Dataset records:

=-=-=

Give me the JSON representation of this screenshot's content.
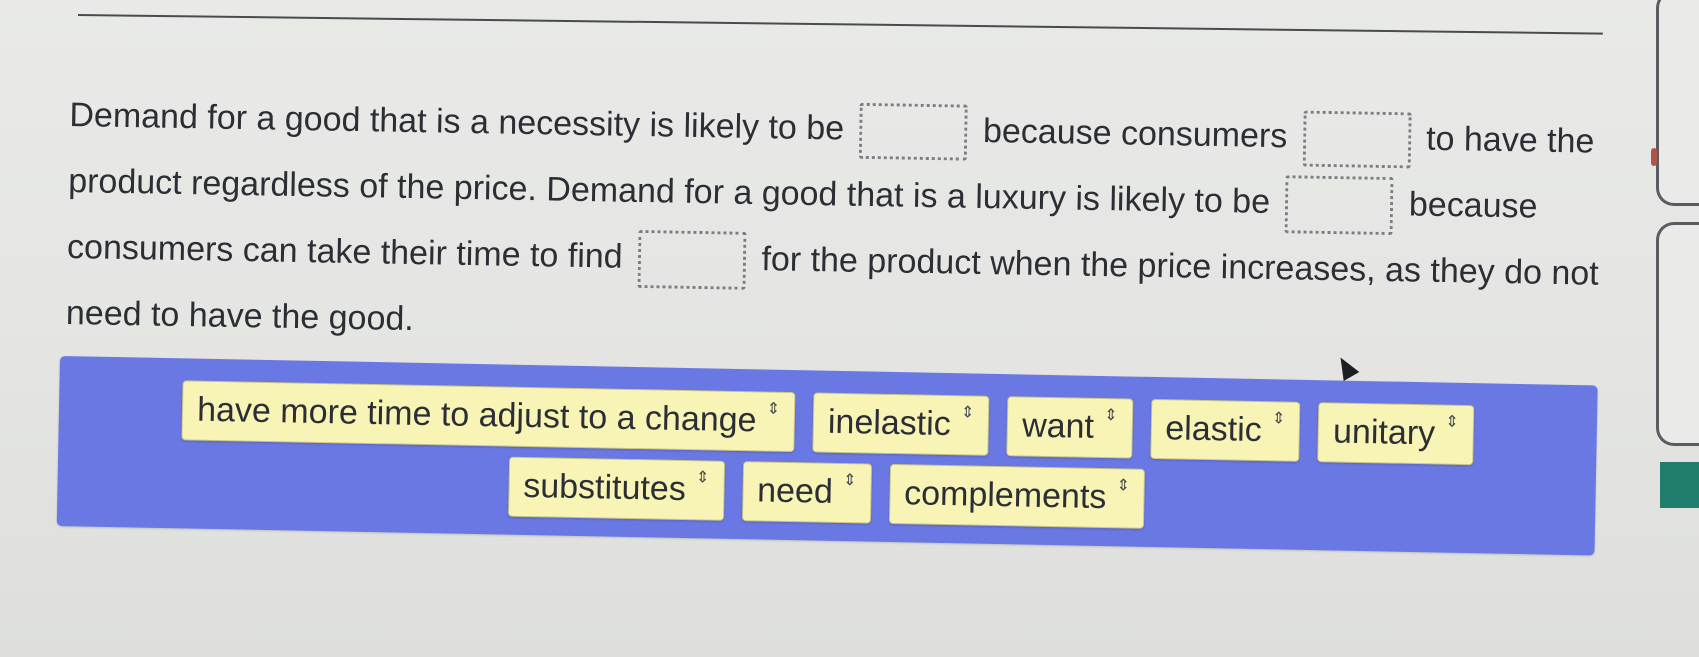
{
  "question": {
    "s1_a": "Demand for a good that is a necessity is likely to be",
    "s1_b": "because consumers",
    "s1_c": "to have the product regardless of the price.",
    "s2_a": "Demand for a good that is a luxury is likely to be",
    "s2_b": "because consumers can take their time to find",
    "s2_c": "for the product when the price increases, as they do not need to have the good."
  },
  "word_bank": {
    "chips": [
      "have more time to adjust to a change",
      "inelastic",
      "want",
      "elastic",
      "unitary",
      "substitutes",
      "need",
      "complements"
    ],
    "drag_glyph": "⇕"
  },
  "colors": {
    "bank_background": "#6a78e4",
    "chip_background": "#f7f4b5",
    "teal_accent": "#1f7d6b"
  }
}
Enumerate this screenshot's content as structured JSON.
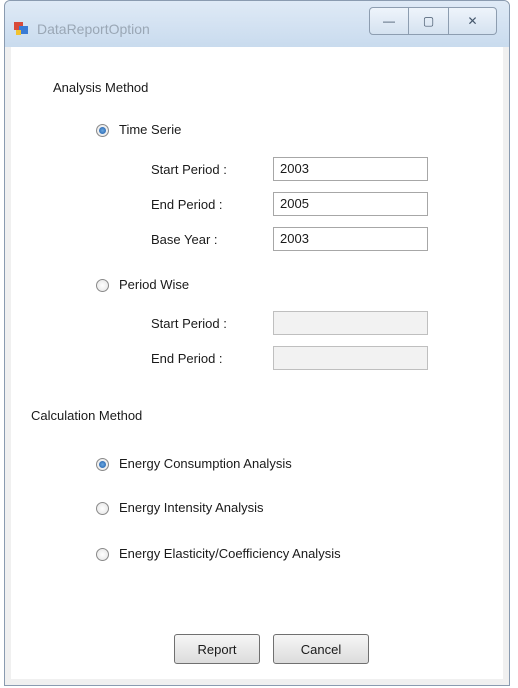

=-=-=

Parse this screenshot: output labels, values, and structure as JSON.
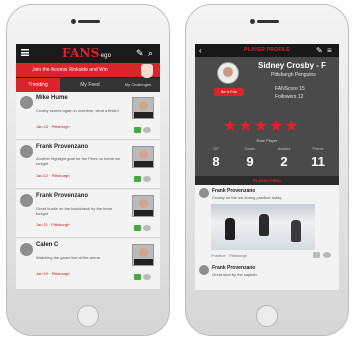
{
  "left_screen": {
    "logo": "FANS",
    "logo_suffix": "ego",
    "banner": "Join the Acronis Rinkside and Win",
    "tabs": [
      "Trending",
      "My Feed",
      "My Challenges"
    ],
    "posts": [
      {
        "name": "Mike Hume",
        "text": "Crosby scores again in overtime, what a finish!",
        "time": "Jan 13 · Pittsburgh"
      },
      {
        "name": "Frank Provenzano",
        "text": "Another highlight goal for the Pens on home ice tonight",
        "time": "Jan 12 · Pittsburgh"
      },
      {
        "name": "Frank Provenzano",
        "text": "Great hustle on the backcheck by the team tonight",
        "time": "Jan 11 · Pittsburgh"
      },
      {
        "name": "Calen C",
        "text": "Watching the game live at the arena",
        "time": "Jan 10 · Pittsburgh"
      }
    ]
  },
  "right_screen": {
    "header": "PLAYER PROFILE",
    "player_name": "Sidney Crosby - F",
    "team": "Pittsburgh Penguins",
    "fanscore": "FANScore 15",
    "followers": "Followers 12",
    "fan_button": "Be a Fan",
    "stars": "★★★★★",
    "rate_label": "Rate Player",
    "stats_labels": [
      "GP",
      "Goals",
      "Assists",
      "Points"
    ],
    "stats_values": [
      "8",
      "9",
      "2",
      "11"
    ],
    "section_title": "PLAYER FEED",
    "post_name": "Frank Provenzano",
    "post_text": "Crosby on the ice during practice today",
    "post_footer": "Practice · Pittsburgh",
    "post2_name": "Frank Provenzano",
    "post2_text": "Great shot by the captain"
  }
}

=-=-=

__Exercise goal__. Among the entries above, locate the line with "Give me the" and the line with "Enumerate this screenshot's". Give those two lines and all lines between them again, exactly, leaving out the pictures.

__Exercise response__.
Give me the JSON representation of this screenshot's content.
{
  "question": {
    "s1_a": "Demand for a good that is a necessity is likely to be",
    "s1_b": "because consumers",
    "s1_c": "to have the product regardless of the price.",
    "s2_a": "Demand for a good that is a luxury is likely to be",
    "s2_b": "because consumers can take their time to find",
    "s2_c": "for the product when the price increases, as they do not need to have the good."
  },
  "word_bank": {
    "chips": [
      "have more time to adjust to a change",
      "inelastic",
      "want",
      "elastic",
      "unitary",
      "substitutes",
      "need",
      "complements"
    ],
    "drag_glyph": "⇕"
  },
  "colors": {
    "bank_background": "#6a78e4",
    "chip_background": "#f7f4b5",
    "teal_accent": "#1f7d6b"
  }
}
Enumerate this screenshot's content as structured JSON.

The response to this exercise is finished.